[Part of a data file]
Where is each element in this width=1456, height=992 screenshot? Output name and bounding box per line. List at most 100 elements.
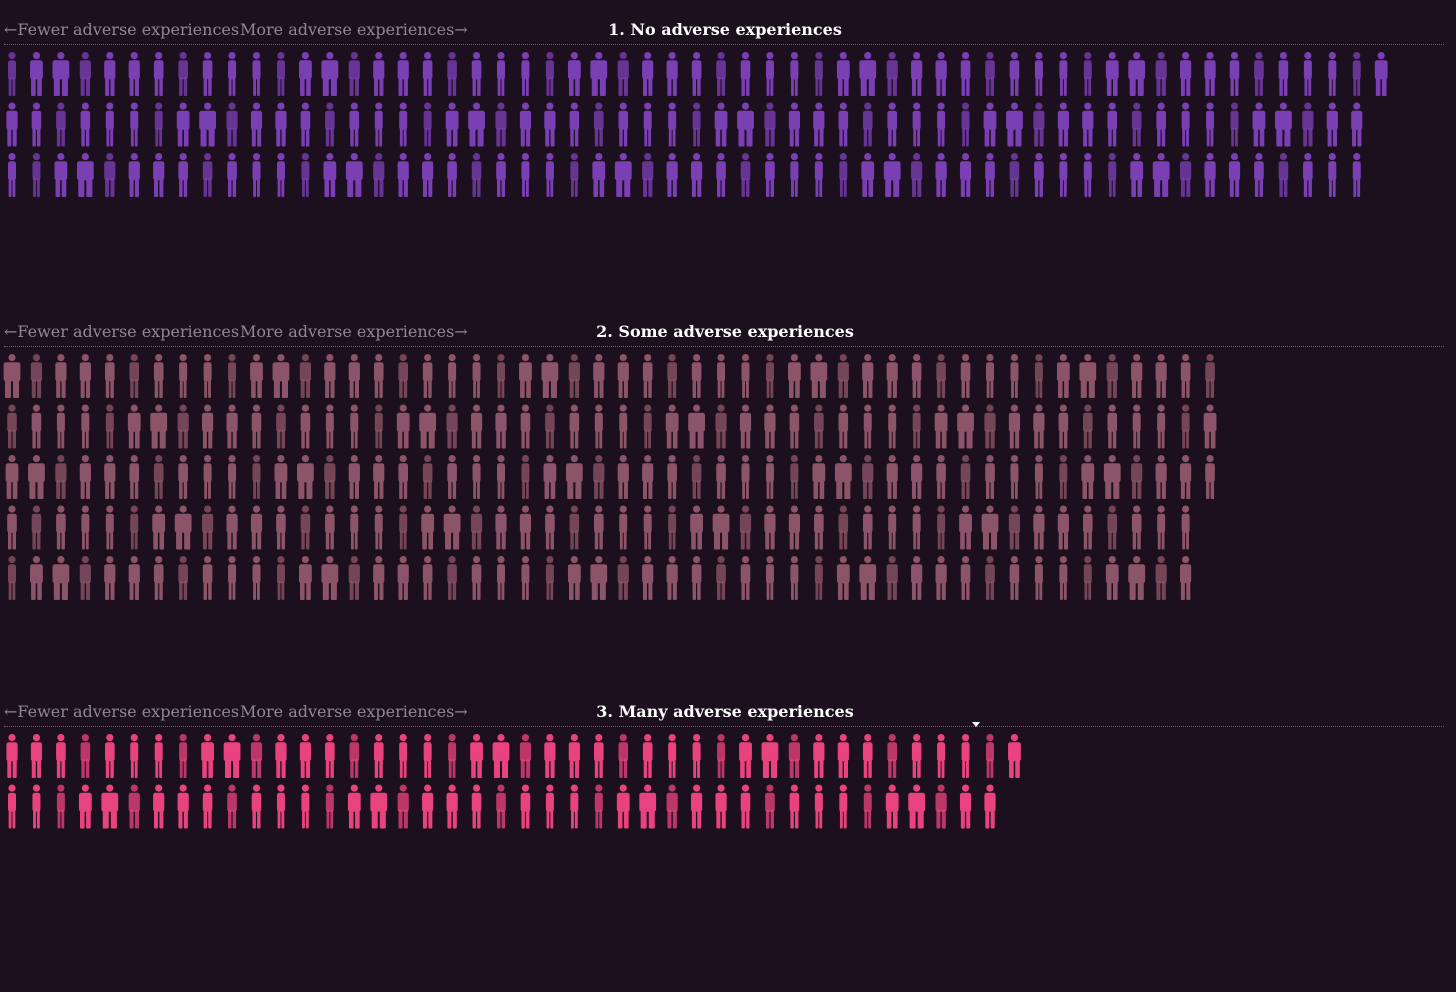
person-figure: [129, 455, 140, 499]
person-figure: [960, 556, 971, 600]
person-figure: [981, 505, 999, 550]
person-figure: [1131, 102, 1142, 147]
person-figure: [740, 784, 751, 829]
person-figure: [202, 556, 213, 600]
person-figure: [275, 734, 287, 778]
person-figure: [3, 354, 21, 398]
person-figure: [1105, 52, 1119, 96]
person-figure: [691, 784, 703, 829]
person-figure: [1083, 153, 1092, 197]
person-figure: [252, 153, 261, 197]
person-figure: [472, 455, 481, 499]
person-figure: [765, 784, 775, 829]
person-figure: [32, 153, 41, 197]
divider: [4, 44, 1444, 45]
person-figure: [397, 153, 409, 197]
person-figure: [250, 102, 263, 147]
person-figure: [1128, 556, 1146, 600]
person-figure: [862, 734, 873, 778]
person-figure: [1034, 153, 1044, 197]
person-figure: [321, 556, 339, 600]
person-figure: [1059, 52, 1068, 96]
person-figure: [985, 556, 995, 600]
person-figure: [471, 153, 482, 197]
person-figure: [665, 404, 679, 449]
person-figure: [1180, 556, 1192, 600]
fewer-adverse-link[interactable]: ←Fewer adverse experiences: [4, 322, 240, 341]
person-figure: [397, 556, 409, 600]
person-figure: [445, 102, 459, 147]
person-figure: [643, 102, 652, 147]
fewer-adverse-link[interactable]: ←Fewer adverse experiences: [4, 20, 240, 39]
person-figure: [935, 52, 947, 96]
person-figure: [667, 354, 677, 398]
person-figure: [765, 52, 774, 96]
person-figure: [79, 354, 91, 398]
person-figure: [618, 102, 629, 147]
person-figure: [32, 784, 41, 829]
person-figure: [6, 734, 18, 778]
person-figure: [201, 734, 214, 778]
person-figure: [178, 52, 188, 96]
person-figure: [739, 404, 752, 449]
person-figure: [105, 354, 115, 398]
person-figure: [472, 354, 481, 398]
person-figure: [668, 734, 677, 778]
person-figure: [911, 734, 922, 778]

> AIM OF THE TASK: Starting at the line containing "person-figure: [129, 455, 140, 499]" and ending after the line containing "person-figure: [471, 153, 482, 197]", lay out those lines of the material as a JSON list of strings, one string per line, leaving out any blank lines.

> EXPECTED OUTPUT:
[
  "person-figure: [129, 455, 140, 499]",
  "person-figure: [960, 556, 971, 600]",
  "person-figure: [981, 505, 999, 550]",
  "person-figure: [1131, 102, 1142, 147]",
  "person-figure: [740, 784, 751, 829]",
  "person-figure: [202, 556, 213, 600]",
  "person-figure: [275, 734, 287, 778]",
  "person-figure: [3, 354, 21, 398]",
  "person-figure: [1105, 52, 1119, 96]",
  "person-figure: [691, 784, 703, 829]",
  "person-figure: [1083, 153, 1092, 197]",
  "person-figure: [252, 153, 261, 197]",
  "person-figure: [472, 455, 481, 499]",
  "person-figure: [765, 784, 775, 829]",
  "person-figure: [32, 153, 41, 197]",
  "divider: [4, 44, 1444, 45]",
  "person-figure: [397, 153, 409, 197]",
  "person-figure: [250, 102, 263, 147]",
  "person-figure: [1128, 556, 1146, 600]",
  "person-figure: [862, 734, 873, 778]",
  "person-figure: [1034, 153, 1044, 197]",
  "person-figure: [321, 556, 339, 600]",
  "person-figure: [1059, 52, 1068, 96]",
  "person-figure: [985, 556, 995, 600]",
  "person-figure: [471, 153, 482, 197]"
]